═══ Document passage ═══

AR glasses maker Nreal receives another multi-million dollar investment
Update August 26, 2022:
Nreal announces another $15 million in funding. The money comes from trade company IICombined, which has eyewear brand Gentle Monster in its portfolio, among others. Since its founding, Nreal has raised $260 million.
“This investment is exciting to connect and explore the boundaries of fashion and technology,” said Hankook Kim, co-founder of Gentle Monster and CEO of IICOMBINED. “We will leverage the strengths of both sides and make joint efforts to create more opportunities.”
Nreal currently has two tech glasses, the AR-enabled Nreal Light and the Nreal Air display glasses. The company intends to develop more devices and expand into additional markets. Currently, the Nreal glasses are available in the U.S., U.K., Japan, South Korea, Spain, Germany and China, with some affiliate sales in partnership with mobile carriers such as Telecom and Vodafone. The additional capital will be used to expand the company’s presence in the U.S., currently its strongest market.
At an event in China a few days ago, Nreal unveiled its vision for the AR future. You can watch the show in the video below.
Original article from March 30, 2022:
Metaverse arms race: Alibaba joins Nreal
A multi-million investment by Chinese e-commerce giant Alibaba is set to boost the development of AR glasses maker Nreal.
Alibaba Group is, by its own account, the largest IT group of companies in China. The best-known product in its portfolio is Alibaba.com, an Internet platform for B2B e-commerce.
In the great Metaverse arms race, Alibaba joins Nreal, contributing $60 million in its third round of funding. In total, Nreal’s investor capital amounts to $245 million. The estimated value of Nreal is likely to be between $700 million and $1 billion.

═══

*Work to complete*.
a) In the article on Nreal's funding, how much did Alibaba contribute in Nreal's third funding round?
b) Write a continuation of the article on Nreal's funding, picking up right after its final sentence.
The items after this point are not used in any of this work.

═══ Record extracts ═══

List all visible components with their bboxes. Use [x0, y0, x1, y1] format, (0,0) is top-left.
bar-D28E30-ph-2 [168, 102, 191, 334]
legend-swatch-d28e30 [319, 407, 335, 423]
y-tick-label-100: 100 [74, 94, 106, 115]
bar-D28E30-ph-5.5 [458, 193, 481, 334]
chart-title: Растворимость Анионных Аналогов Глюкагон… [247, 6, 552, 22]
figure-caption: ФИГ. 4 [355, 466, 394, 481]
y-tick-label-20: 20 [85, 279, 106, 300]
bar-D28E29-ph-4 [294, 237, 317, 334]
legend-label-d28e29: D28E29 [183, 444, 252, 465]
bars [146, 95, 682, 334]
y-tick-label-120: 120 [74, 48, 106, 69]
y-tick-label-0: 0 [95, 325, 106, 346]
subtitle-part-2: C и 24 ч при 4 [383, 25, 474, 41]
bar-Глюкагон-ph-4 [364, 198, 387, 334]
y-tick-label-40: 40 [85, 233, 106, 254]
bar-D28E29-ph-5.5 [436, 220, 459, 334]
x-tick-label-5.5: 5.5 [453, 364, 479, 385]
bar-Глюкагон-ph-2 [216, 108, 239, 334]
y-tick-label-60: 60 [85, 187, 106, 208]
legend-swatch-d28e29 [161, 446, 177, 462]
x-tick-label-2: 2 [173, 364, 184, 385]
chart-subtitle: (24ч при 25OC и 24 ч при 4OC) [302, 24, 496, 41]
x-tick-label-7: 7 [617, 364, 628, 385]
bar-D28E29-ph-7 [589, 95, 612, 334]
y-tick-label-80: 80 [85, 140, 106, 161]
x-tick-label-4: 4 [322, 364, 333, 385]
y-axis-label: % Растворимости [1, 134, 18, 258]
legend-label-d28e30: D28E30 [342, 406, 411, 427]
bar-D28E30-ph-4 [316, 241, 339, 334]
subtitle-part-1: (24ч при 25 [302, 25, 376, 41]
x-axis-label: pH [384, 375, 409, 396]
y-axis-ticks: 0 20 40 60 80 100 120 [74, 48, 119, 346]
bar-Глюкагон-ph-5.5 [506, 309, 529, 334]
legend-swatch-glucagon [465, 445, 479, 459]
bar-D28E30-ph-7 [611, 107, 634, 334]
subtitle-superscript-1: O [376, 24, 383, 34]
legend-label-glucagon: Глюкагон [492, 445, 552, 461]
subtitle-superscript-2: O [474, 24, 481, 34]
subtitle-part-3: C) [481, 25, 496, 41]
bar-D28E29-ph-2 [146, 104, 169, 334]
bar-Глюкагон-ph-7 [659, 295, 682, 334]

═══

*Responses by task*.
a) Alibaba contributed $60 million.

b)
Nreal wants to grow
In Nreal’s favour are strong marketing, international distribution partnerships with telecommunications groups in the USA, Europe and Asia, and rapid product development.
Like other AR glasses makers, however, Nreal can’t change the rules of physics, which leads to typical issues with image quality, image size and form factor in its Nreal Light AR glasses. The operating software also still has room for improvement.
Perhaps because of this, Nreal most recently announced the Nreal Air display-only glasses without advanced AR features. Both glasses are targeted at the public, the main focus of use is digital displays that are supposed to replace a conventional monitor or TV – which is probably the greatest potential for AR glasses in the medium term.
Nreal plans to use the raised capital to increase investment in research and development, expand into additional markets and strengthen partnerships to create even more content for users, the company writes.
Alibaba was one of the first Magic Leap investors
In comparison, Magic Leap had access to around 2.6 billion US dollars in investor capital in its heyday. At the time, the company was estimated to be worth between six and eight billion US dollars. That means it had significantly more money at its disposal than Nreal does today – but nowhere near enough to compete with giants like Meta or Apple.
After Magic Leap’s plan to develop AR glasses for everyone initially turned out to be technically impossible, the start-up’s estimated value dropped to around 500 million US dollars. Magic Leap restructured its staff, laid off hundreds of employees and is now selling the upcoming Magic Leap 2 AR glasses only to companies.
This is where it gets interesting: Alibaba was one of Magic Leap’s first and largest investors, along with Google, but at the time it was much more generous than it is today with Nreal. Alibaba is said to have contributed around 200 million US dollars even in Magic Leap’s early days, years before the first product.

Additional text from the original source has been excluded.